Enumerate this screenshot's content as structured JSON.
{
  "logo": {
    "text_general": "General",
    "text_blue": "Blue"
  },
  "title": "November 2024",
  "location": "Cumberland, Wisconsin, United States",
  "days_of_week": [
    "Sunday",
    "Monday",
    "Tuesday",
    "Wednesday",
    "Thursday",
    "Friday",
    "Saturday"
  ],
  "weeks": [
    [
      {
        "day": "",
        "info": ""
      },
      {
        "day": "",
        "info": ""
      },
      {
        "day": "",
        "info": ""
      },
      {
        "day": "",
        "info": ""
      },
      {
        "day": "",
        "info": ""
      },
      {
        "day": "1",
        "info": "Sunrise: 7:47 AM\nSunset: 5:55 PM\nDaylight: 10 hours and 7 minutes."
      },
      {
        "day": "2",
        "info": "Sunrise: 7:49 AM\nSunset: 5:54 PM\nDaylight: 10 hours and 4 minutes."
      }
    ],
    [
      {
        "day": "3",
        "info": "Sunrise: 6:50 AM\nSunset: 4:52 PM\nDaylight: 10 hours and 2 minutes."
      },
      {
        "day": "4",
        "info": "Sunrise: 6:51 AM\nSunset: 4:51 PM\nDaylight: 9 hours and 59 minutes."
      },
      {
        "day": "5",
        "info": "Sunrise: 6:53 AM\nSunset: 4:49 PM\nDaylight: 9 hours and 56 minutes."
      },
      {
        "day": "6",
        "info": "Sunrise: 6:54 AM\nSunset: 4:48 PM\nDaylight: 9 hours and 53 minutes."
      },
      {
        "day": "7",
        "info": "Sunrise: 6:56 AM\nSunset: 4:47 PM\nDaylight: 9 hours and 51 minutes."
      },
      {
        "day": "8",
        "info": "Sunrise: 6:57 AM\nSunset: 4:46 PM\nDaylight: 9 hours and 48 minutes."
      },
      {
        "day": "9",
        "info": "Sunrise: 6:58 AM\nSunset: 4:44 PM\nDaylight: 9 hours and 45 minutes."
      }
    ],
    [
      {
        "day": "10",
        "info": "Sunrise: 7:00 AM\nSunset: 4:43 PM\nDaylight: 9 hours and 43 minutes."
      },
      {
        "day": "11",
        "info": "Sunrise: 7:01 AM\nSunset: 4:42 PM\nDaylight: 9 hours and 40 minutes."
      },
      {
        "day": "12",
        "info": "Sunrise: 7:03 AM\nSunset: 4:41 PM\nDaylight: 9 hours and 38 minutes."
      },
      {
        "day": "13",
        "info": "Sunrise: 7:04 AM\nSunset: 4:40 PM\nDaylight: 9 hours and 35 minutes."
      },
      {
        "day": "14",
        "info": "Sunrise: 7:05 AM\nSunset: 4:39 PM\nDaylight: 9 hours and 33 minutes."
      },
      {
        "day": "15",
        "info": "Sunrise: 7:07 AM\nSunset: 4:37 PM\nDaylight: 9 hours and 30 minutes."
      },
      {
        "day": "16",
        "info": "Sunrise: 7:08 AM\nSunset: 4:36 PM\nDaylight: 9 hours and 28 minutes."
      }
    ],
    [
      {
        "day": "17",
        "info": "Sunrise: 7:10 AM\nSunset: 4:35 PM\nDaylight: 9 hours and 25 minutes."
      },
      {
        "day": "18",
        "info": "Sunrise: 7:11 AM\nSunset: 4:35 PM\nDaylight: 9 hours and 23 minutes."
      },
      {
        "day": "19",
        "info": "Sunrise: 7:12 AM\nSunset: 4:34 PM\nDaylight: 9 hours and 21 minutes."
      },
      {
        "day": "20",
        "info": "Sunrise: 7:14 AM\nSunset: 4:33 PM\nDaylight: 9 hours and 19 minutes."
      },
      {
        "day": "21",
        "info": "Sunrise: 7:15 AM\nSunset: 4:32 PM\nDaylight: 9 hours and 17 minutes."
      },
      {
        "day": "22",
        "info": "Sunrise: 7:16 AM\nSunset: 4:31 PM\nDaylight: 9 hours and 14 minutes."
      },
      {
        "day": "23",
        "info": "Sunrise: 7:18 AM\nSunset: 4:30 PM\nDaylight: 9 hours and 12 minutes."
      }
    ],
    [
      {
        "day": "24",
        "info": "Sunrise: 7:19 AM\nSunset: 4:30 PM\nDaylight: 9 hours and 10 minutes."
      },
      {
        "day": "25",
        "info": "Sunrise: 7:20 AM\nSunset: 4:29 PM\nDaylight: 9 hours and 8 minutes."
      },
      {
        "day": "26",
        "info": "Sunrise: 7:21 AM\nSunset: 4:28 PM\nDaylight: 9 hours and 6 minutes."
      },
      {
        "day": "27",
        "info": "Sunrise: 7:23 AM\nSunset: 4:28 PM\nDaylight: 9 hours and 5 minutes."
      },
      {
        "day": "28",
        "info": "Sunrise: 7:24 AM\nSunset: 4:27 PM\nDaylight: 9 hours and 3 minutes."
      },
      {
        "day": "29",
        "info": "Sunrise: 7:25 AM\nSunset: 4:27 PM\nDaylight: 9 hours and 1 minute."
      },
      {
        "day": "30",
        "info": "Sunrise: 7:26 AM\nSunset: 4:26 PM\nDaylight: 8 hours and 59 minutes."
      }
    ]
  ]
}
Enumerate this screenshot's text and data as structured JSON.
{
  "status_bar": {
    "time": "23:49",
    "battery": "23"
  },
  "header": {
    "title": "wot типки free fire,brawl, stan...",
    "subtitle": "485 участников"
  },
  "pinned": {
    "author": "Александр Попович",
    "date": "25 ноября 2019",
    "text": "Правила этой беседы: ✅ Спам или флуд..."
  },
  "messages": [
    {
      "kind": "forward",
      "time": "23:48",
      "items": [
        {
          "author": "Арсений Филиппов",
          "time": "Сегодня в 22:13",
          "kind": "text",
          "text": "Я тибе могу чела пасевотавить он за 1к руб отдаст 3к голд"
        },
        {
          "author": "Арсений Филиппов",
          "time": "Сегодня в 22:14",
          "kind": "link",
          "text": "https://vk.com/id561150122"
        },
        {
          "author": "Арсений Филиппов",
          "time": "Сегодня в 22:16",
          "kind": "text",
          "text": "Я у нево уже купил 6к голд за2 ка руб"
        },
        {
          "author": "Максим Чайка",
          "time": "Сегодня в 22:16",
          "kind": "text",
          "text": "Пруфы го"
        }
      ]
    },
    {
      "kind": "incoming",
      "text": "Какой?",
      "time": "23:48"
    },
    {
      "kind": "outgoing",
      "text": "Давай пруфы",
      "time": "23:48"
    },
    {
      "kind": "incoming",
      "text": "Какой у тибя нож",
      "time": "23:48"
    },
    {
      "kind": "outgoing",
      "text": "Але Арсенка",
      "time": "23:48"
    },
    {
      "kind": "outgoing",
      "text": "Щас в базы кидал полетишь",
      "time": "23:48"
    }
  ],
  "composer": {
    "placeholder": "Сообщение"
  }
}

__What is required__
Retype the data in full and match it exactly.

__Response for this exercise__
Enumerate this screenshot's content as structured JSON.
{
  "logo": {
    "text_general": "General",
    "text_blue": "Blue"
  },
  "title": "November 2024",
  "location": "Cumberland, Wisconsin, United States",
  "days_of_week": [
    "Sunday",
    "Monday",
    "Tuesday",
    "Wednesday",
    "Thursday",
    "Friday",
    "Saturday"
  ],
  "weeks": [
    [
      {
        "day": "",
        "info": ""
      },
      {
        "day": "",
        "info": ""
      },
      {
        "day": "",
        "info": ""
      },
      {
        "day": "",
        "info": ""
      },
      {
        "day": "",
        "info": ""
      },
      {
        "day": "1",
        "info": "Sunrise: 7:47 AM\nSunset: 5:55 PM\nDaylight: 10 hours and 7 minutes."
      },
      {
        "day": "2",
        "info": "Sunrise: 7:49 AM\nSunset: 5:54 PM\nDaylight: 10 hours and 4 minutes."
      }
    ],
    [
      {
        "day": "3",
        "info": "Sunrise: 6:50 AM\nSunset: 4:52 PM\nDaylight: 10 hours and 2 minutes."
      },
      {
        "day": "4",
        "info": "Sunrise: 6:51 AM\nSunset: 4:51 PM\nDaylight: 9 hours and 59 minutes."
      },
      {
        "day": "5",
        "info": "Sunrise: 6:53 AM\nSunset: 4:49 PM\nDaylight: 9 hours and 56 minutes."
      },
      {
        "day": "6",
        "info": "Sunrise: 6:54 AM\nSunset: 4:48 PM\nDaylight: 9 hours and 53 minutes."
      },
      {
        "day": "7",
        "info": "Sunrise: 6:56 AM\nSunset: 4:47 PM\nDaylight: 9 hours and 51 minutes."
      },
      {
        "day": "8",
        "info": "Sunrise: 6:57 AM\nSunset: 4:46 PM\nDaylight: 9 hours and 48 minutes."
      },
      {
        "day": "9",
        "info": "Sunrise: 6:58 AM\nSunset: 4:44 PM\nDaylight: 9 hours and 45 minutes."
      }
    ],
    [
      {
        "day": "10",
        "info": "Sunrise: 7:00 AM\nSunset: 4:43 PM\nDaylight: 9 hours and 43 minutes."
      },
      {
        "day": "11",
        "info": "Sunrise: 7:01 AM\nSunset: 4:42 PM\nDaylight: 9 hours and 40 minutes."
      },
      {
        "day": "12",
        "info": "Sunrise: 7:03 AM\nSunset: 4:41 PM\nDaylight: 9 hours and 38 minutes."
      },
      {
        "day": "13",
        "info": "Sunrise: 7:04 AM\nSunset: 4:40 PM\nDaylight: 9 hours and 35 minutes."
      },
      {
        "day": "14",
        "info": "Sunrise: 7:05 AM\nSunset: 4:39 PM\nDaylight: 9 hours and 33 minutes."
      },
      {
        "day": "15",
        "info": "Sunrise: 7:07 AM\nSunset: 4:37 PM\nDaylight: 9 hours and 30 minutes."
      },
      {
        "day": "16",
        "info": "Sunrise: 7:08 AM\nSunset: 4:36 PM\nDaylight: 9 hours and 28 minutes."
      }
    ],
    [
      {
        "day": "17",
        "info": "Sunrise: 7:10 AM\nSunset: 4:35 PM\nDaylight: 9 hours and 25 minutes."
      },
      {
        "day": "18",
        "info": "Sunrise: 7:11 AM\nSunset: 4:35 PM\nDaylight: 9 hours and 23 minutes."
      },
      {
        "day": "19",
        "info": "Sunrise: 7:12 AM\nSunset: 4:34 PM\nDaylight: 9 hours and 21 minutes."
      },
      {
        "day": "20",
        "info": "Sunrise: 7:14 AM\nSunset: 4:33 PM\nDaylight: 9 hours and 19 minutes."
      },
      {
        "day": "21",
        "info": "Sunrise: 7:15 AM\nSunset: 4:32 PM\nDaylight: 9 hours and 17 minutes."
      },
      {
        "day": "22",
        "info": "Sunrise: 7:16 AM\nSunset: 4:31 PM\nDaylight: 9 hours and 14 minutes."
      },
      {
        "day": "23",
        "info": "Sunrise: 7:18 AM\nSunset: 4:30 PM\nDaylight: 9 hours and 12 minutes."
      }
    ],
    [
      {
        "day": "24",
        "info": "Sunrise: 7:19 AM\nSunset: 4:30 PM\nDaylight: 9 hours and 10 minutes."
      },
      {
        "day": "25",
        "info": "Sunrise: 7:20 AM\nSunset: 4:29 PM\nDaylight: 9 hours and 8 minutes."
      },
      {
        "day": "26",
        "info": "Sunrise: 7:21 AM\nSunset: 4:28 PM\nDaylight: 9 hours and 6 minutes."
      },
      {
        "day": "27",
        "info": "Sunrise: 7:23 AM\nSunset: 4:28 PM\nDaylight: 9 hours and 5 minutes."
      },
      {
        "day": "28",
        "info": "Sunrise: 7:24 AM\nSunset: 4:27 PM\nDaylight: 9 hours and 3 minutes."
      },
      {
        "day": "29",
        "info": "Sunrise: 7:25 AM\nSunset: 4:27 PM\nDaylight: 9 hours and 1 minute."
      },
      {
        "day": "30",
        "info": "Sunrise: 7:26 AM\nSunset: 4:26 PM\nDaylight: 8 hours and 59 minutes."
      }
    ]
  ]
}
Enumerate this screenshot's text and data as structured JSON.
{
  "status_bar": {
    "time": "23:49",
    "battery": "23"
  },
  "header": {
    "title": "wot типки free fire,brawl, stan...",
    "subtitle": "485 участников"
  },
  "pinned": {
    "author": "Александр Попович",
    "date": "25 ноября 2019",
    "text": "Правила этой беседы: ✅ Спам или флуд..."
  },
  "messages": [
    {
      "kind": "forward",
      "time": "23:48",
      "items": [
        {
          "author": "Арсений Филиппов",
          "time": "Сегодня в 22:13",
          "kind": "text",
          "text": "Я тибе могу чела пасевотавить он за 1к руб отдаст 3к голд"
        },
        {
          "author": "Арсений Филиппов",
          "time": "Сегодня в 22:14",
          "kind": "link",
          "text": "https://vk.com/id561150122"
        },
        {
          "author": "Арсений Филиппов",
          "time": "Сегодня в 22:16",
          "kind": "text",
          "text": "Я у нево уже купил 6к голд за2 ка руб"
        },
        {
          "author": "Максим Чайка",
          "time": "Сегодня в 22:16",
          "kind": "text",
          "text": "Пруфы го"
        }
      ]
    },
    {
      "kind": "incoming",
      "text": "Какой?",
      "time": "23:48"
    },
    {
      "kind": "outgoing",
      "text": "Давай пруфы",
      "time": "23:48"
    },
    {
      "kind": "incoming",
      "text": "Какой у тибя нож",
      "time": "23:48"
    },
    {
      "kind": "outgoing",
      "text": "Але Арсенка",
      "time": "23:48"
    },
    {
      "kind": "outgoing",
      "text": "Щас в базы кидал полетишь",
      "time": "23:48"
    }
  ],
  "composer": {
    "placeholder": "Сообщение"
  }
}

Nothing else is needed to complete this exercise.